Entries with item positions:
Begin

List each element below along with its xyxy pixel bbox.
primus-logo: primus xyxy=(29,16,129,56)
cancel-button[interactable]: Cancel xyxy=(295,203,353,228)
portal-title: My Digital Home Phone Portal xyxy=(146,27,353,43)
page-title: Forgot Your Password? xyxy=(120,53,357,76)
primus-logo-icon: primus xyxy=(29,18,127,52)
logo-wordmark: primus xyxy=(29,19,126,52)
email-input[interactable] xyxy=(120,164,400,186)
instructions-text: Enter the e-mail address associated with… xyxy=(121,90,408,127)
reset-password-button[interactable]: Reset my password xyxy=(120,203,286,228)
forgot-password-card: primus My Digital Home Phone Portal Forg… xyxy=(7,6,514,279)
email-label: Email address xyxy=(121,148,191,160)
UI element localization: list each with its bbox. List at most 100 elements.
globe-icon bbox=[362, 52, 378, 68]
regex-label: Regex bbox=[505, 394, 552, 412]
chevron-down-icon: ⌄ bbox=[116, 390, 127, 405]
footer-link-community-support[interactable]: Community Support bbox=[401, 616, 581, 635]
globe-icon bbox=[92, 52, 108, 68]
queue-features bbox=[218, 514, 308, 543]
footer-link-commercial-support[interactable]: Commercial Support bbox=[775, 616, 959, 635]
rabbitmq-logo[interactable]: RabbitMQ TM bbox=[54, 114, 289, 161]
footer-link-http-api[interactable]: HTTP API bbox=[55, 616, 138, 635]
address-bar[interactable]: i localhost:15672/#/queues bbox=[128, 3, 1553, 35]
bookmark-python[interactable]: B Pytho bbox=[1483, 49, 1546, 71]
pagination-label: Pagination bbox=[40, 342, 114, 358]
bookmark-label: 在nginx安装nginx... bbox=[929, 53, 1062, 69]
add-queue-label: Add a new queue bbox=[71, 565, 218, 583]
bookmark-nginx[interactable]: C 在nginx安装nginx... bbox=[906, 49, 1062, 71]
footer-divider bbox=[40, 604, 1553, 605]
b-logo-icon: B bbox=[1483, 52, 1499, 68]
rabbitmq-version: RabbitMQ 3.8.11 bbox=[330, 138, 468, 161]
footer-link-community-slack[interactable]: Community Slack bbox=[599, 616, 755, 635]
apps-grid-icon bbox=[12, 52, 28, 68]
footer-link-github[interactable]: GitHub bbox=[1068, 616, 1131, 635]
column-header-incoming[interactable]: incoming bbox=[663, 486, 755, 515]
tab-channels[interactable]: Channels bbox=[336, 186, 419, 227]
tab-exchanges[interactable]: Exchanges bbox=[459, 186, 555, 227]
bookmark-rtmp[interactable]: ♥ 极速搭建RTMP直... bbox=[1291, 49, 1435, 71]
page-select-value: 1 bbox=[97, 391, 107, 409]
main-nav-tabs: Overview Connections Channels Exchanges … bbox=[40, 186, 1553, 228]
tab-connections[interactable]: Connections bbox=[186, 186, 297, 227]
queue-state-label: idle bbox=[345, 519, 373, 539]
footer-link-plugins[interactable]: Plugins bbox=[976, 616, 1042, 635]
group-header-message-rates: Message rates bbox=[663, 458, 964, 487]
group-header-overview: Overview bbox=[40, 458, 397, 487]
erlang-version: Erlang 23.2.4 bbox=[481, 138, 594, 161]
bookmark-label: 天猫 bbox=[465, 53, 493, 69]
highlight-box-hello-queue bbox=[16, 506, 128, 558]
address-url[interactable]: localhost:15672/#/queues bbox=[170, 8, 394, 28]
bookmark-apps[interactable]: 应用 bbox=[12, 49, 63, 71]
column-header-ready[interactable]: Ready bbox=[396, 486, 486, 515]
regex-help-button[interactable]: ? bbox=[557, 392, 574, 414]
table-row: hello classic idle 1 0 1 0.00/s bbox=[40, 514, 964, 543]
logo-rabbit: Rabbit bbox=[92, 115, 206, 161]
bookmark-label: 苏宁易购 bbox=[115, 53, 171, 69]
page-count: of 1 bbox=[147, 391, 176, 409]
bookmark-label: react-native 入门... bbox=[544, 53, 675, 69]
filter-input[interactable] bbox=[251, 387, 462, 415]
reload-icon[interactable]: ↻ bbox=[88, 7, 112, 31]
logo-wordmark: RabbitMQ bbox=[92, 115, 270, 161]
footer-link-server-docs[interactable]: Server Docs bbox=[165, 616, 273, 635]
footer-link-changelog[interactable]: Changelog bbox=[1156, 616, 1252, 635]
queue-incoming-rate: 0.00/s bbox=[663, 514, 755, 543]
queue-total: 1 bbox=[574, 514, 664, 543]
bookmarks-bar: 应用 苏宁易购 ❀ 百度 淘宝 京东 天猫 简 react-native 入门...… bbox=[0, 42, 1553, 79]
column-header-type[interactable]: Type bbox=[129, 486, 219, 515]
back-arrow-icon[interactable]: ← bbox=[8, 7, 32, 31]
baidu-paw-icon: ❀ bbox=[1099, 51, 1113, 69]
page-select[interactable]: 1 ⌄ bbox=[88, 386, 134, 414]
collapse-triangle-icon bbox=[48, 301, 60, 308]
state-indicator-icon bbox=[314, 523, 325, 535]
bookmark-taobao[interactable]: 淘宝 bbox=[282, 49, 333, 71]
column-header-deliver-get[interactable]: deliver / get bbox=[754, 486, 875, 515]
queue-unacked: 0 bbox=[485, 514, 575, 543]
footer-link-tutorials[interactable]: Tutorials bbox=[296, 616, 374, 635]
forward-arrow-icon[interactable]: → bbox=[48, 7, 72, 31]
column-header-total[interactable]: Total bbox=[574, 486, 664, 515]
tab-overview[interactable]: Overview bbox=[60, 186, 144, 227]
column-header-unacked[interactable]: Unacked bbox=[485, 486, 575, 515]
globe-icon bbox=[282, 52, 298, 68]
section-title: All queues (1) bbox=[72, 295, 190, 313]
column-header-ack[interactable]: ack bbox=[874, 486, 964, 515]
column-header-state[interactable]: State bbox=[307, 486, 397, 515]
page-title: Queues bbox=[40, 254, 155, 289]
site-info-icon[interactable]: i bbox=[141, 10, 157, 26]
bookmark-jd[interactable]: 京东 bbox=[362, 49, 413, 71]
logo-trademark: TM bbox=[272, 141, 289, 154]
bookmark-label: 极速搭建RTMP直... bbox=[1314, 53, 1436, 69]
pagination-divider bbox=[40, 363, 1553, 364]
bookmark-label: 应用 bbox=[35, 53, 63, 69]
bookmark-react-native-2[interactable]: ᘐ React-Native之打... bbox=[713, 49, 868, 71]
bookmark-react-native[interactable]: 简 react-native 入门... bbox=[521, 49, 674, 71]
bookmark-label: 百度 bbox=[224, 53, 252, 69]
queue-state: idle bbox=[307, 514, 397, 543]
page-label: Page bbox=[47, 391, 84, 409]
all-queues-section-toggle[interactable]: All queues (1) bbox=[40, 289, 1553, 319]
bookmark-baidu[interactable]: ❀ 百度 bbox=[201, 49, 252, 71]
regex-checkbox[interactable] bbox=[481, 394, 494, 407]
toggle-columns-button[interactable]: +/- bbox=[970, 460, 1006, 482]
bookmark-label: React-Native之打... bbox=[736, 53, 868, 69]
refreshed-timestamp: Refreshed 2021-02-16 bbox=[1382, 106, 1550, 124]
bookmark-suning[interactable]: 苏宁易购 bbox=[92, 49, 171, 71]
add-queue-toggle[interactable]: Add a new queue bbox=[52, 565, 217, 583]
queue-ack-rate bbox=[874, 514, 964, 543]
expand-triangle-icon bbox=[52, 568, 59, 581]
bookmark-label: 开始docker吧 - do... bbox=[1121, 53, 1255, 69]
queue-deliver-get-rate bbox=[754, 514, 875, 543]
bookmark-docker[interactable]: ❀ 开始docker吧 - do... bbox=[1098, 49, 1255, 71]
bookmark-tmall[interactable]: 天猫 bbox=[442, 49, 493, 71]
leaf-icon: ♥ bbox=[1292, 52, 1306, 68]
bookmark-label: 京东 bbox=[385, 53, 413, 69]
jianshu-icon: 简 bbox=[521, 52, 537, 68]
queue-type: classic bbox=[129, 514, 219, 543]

End

#### [Set problem]
Print the stretch of the entries above from the very first line through the line that contains "rabbitmq-logo[interactable]: RabbitMQ TM", including both of those lines, reproducing each line word for word.

#### [Response to the exercise]
List each element below along with its xyxy pixel bbox.
primus-logo: primus xyxy=(29,16,129,56)
cancel-button[interactable]: Cancel xyxy=(295,203,353,228)
portal-title: My Digital Home Phone Portal xyxy=(146,27,353,43)
page-title: Forgot Your Password? xyxy=(120,53,357,76)
primus-logo-icon: primus xyxy=(29,18,127,52)
logo-wordmark: primus xyxy=(29,19,126,52)
email-input[interactable] xyxy=(120,164,400,186)
instructions-text: Enter the e-mail address associated with… xyxy=(121,90,408,127)
reset-password-button[interactable]: Reset my password xyxy=(120,203,286,228)
forgot-password-card: primus My Digital Home Phone Portal Forg… xyxy=(7,6,514,279)
email-label: Email address xyxy=(121,148,191,160)
UI element localization: list each with its bbox. List at most 100 elements.
globe-icon bbox=[362, 52, 378, 68]
regex-label: Regex bbox=[505, 394, 552, 412]
chevron-down-icon: ⌄ bbox=[116, 390, 127, 405]
footer-link-community-support[interactable]: Community Support bbox=[401, 616, 581, 635]
globe-icon bbox=[92, 52, 108, 68]
queue-features bbox=[218, 514, 308, 543]
footer-link-commercial-support[interactable]: Commercial Support bbox=[775, 616, 959, 635]
rabbitmq-logo[interactable]: RabbitMQ TM bbox=[54, 114, 289, 161]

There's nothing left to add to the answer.